## Exercise directions
Look through the data below and return each line where "задачи" appears.

========================================

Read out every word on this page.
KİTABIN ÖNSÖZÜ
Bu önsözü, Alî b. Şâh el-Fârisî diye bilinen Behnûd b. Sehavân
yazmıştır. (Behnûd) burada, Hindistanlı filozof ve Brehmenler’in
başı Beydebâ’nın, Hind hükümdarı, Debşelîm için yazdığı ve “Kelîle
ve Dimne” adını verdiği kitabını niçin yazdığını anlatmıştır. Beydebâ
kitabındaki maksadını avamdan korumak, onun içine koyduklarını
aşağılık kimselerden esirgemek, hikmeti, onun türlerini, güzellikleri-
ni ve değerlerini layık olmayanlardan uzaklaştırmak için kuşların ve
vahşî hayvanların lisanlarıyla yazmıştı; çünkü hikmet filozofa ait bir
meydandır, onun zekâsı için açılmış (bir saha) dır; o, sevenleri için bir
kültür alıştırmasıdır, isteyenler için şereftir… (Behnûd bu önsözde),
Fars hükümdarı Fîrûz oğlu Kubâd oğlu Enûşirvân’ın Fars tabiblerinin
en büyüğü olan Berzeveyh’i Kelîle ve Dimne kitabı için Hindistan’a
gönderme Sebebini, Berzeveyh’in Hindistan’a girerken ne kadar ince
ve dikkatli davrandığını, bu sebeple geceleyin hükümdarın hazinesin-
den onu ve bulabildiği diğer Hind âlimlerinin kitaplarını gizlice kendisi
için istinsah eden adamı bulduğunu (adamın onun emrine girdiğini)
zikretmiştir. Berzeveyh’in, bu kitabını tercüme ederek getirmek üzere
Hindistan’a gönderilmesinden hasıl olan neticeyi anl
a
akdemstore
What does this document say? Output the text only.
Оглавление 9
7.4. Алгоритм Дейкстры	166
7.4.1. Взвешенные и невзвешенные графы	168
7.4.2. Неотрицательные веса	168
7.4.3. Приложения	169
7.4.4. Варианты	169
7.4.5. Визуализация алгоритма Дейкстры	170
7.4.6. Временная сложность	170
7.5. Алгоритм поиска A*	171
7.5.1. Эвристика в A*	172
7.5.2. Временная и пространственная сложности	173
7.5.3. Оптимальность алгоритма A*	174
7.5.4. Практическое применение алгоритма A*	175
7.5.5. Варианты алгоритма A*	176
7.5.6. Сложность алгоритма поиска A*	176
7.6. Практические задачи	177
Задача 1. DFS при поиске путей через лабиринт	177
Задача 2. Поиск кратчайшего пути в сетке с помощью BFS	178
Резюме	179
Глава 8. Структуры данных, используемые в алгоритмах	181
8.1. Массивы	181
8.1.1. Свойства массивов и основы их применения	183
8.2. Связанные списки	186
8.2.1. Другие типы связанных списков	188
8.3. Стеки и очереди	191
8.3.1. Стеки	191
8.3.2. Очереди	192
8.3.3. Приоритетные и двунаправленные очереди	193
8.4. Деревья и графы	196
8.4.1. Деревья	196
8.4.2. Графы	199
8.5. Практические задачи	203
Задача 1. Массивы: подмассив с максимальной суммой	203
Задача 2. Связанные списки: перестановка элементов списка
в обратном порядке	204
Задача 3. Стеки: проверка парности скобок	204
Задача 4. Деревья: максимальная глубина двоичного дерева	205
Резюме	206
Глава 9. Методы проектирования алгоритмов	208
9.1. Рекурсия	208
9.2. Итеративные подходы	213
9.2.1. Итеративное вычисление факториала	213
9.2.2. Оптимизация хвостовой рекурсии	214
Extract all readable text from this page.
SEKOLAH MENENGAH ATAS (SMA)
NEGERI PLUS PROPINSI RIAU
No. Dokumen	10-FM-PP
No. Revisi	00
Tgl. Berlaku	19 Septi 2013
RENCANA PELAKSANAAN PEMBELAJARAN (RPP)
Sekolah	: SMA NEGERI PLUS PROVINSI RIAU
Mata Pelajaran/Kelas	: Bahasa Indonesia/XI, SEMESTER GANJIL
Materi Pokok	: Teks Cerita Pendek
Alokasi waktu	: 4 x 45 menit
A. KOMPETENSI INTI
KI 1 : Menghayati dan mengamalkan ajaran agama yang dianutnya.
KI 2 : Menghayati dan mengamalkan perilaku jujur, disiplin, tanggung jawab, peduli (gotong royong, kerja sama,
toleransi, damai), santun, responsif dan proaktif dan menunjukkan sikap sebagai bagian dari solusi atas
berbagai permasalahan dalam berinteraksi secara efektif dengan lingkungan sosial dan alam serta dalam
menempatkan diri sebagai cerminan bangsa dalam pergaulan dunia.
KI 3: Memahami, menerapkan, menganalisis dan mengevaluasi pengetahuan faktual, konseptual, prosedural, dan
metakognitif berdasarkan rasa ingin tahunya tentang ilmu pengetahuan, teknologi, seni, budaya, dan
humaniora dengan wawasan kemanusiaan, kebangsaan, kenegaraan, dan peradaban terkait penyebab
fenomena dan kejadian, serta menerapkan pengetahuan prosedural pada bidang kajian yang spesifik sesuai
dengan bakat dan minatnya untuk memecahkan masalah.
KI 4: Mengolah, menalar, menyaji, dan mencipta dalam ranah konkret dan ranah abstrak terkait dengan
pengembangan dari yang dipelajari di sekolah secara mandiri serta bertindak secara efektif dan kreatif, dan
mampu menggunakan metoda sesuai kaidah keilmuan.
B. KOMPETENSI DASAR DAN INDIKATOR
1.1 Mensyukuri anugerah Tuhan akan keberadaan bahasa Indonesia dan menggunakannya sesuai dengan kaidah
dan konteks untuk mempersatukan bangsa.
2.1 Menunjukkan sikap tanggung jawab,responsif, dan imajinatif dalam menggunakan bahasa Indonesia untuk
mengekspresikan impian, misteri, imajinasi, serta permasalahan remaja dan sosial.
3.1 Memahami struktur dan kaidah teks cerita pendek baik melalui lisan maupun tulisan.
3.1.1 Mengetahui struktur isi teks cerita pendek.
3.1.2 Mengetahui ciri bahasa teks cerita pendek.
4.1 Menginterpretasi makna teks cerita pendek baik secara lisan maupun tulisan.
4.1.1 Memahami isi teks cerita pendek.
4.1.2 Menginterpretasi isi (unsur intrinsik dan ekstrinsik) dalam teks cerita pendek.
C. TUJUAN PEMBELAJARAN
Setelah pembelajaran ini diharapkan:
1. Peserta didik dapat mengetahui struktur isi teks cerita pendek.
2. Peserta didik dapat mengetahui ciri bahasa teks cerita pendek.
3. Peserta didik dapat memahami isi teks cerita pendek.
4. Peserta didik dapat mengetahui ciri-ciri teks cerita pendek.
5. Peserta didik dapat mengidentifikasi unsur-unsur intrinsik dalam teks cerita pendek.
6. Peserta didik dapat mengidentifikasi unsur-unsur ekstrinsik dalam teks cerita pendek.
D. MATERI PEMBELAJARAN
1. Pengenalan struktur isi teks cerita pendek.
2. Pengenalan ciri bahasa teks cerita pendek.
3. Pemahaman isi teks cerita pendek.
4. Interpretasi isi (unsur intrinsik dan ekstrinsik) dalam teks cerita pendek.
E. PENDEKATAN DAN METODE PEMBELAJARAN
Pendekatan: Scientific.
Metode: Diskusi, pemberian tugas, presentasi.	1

========================================

## Correct result
7.6. Практические задачи	177
8.5. Практические задачи	203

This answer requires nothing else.